▶ **DIRECTION**
Tally the lines containing "Armenia" and report the number alone.

▶ **A run of records**

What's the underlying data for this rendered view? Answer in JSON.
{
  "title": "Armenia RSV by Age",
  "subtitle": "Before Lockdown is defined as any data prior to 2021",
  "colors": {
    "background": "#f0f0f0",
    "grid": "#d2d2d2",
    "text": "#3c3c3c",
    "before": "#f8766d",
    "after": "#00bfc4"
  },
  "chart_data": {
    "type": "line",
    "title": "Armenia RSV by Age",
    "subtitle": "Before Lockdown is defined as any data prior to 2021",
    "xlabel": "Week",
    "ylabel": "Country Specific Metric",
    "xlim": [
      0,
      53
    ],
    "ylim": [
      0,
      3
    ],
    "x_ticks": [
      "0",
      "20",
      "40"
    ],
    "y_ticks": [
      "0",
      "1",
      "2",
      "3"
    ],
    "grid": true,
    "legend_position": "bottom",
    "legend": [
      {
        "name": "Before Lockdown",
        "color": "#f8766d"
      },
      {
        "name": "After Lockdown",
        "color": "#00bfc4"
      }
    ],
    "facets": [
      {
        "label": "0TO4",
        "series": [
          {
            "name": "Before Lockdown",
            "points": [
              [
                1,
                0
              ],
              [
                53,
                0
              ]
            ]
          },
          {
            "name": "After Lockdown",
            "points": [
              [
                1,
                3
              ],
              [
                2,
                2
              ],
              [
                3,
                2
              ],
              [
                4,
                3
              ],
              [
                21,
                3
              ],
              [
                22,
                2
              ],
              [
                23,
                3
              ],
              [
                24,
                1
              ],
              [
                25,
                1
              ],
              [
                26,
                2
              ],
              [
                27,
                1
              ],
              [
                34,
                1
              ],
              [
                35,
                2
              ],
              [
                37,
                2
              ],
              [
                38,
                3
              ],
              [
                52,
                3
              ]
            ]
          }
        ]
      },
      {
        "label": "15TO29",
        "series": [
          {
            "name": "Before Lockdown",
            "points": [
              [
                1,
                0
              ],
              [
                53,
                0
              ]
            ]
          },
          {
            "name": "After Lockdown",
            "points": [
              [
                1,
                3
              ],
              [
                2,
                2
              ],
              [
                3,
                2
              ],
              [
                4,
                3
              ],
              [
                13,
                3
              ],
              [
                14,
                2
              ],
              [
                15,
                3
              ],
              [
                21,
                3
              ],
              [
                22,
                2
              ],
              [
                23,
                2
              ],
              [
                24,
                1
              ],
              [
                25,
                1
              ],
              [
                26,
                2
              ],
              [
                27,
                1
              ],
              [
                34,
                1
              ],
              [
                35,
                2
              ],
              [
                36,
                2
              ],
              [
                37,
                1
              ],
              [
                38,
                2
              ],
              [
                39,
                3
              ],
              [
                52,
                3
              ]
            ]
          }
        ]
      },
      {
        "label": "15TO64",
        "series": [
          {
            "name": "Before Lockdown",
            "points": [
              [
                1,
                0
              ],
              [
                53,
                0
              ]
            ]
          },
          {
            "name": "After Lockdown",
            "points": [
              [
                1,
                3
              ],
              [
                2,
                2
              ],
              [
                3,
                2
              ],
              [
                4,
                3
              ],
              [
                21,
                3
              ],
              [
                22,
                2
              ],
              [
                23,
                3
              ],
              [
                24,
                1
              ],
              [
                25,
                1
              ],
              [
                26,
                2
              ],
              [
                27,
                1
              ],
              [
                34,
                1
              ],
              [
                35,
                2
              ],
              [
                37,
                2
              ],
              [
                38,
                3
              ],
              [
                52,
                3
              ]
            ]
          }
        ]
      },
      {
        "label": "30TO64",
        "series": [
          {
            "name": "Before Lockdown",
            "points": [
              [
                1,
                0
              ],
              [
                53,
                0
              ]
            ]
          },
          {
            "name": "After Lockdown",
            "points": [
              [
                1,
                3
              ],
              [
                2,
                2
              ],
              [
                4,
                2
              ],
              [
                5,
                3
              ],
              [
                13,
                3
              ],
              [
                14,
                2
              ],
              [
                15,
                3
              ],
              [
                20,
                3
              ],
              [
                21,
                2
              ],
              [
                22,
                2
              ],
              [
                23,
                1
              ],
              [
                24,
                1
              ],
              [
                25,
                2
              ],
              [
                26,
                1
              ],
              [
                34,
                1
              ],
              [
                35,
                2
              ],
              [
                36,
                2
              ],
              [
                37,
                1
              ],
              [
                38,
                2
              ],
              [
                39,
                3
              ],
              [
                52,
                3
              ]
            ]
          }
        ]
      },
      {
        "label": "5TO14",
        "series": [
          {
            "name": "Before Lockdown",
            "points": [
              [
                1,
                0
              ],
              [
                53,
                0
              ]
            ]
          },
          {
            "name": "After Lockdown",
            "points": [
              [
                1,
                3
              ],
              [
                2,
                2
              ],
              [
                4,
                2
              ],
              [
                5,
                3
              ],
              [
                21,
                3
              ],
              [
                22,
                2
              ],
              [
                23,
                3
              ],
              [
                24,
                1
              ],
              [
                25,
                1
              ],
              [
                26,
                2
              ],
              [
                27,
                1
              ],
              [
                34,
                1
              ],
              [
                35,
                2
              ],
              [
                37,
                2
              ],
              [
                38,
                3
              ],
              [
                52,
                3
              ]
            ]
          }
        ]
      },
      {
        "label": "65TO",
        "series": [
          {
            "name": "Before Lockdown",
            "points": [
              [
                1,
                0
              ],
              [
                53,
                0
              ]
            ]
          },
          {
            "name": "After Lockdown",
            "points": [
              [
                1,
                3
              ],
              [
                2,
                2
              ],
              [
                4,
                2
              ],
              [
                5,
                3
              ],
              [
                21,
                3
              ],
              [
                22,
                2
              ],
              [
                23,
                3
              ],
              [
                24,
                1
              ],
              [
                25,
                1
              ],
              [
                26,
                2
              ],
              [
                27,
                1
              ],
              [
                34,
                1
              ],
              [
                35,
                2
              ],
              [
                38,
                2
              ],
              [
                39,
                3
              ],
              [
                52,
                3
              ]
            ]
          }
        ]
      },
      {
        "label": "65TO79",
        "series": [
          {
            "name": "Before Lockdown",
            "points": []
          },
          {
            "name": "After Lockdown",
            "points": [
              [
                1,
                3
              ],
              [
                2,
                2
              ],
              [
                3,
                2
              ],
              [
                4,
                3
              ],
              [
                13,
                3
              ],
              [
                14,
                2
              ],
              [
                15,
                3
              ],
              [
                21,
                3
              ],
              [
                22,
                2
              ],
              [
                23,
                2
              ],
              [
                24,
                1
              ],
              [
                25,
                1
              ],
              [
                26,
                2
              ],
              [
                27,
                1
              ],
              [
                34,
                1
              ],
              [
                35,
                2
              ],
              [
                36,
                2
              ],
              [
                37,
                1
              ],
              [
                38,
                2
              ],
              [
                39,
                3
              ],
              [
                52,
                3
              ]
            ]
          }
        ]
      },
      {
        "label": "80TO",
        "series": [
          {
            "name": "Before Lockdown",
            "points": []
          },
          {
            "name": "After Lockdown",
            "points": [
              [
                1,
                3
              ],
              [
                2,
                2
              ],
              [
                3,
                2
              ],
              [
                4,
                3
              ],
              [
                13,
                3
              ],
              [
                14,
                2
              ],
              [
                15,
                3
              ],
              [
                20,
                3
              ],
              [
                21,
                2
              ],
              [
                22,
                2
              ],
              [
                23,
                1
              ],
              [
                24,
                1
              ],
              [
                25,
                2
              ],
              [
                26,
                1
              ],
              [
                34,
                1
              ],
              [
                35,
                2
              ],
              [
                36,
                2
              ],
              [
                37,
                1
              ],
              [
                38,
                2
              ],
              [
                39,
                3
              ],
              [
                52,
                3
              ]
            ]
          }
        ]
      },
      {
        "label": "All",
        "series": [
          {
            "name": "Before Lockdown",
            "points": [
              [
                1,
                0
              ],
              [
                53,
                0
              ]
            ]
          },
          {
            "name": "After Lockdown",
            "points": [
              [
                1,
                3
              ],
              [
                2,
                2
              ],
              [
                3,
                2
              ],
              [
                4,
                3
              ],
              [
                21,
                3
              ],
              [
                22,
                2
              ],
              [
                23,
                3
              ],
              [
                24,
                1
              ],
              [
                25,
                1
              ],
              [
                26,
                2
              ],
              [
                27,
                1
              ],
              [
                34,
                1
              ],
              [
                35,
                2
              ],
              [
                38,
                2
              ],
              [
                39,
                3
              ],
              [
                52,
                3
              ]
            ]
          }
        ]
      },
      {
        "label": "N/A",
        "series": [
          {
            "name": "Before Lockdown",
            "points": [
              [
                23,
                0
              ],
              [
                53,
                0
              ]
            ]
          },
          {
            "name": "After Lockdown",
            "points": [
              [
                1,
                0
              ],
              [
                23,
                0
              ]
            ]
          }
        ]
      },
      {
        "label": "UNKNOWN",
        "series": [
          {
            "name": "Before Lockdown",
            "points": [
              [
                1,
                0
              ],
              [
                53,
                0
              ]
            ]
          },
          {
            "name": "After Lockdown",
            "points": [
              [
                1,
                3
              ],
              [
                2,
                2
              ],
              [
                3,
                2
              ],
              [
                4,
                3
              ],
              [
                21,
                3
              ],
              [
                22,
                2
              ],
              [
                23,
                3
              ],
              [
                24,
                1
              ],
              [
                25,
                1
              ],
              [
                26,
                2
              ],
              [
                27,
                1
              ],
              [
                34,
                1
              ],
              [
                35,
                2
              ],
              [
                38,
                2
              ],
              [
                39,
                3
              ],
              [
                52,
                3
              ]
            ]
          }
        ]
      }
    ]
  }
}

▶ **THE COMPLETED TASK**
2